Identify all lines in the listing that include the word "considered", and copy them out.
=-=-=-=-=
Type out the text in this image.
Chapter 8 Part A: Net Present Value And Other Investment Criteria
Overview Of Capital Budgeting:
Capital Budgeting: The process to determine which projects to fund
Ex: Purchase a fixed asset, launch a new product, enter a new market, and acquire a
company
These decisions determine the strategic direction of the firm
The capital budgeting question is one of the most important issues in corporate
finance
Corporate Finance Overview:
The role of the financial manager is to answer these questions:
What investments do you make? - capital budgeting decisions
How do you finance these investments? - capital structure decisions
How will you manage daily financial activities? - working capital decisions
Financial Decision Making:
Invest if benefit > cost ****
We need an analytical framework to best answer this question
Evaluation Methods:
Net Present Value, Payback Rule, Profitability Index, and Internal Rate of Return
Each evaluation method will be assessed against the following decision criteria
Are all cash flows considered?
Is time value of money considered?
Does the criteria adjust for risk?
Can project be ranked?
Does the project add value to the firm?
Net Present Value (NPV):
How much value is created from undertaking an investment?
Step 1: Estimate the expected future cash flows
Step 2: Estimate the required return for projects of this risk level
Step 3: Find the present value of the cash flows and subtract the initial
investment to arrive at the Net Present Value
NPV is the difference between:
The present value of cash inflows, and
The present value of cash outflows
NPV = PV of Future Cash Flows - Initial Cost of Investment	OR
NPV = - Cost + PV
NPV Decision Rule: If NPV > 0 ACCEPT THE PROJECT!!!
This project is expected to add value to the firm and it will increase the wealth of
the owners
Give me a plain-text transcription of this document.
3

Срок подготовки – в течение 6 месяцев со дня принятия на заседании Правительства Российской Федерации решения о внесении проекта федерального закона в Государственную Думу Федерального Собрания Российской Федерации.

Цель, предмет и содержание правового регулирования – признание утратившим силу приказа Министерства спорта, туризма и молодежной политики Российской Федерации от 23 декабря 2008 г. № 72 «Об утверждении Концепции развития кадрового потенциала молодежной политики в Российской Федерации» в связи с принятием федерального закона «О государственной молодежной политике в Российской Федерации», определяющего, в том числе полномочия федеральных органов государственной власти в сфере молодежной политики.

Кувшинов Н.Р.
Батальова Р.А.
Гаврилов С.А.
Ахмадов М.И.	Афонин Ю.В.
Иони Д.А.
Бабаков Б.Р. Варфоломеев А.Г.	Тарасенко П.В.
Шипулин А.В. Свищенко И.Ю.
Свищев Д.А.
=-=-=-=-=
(Correct output)
Are all cash flows considered?
Is time value of money considered?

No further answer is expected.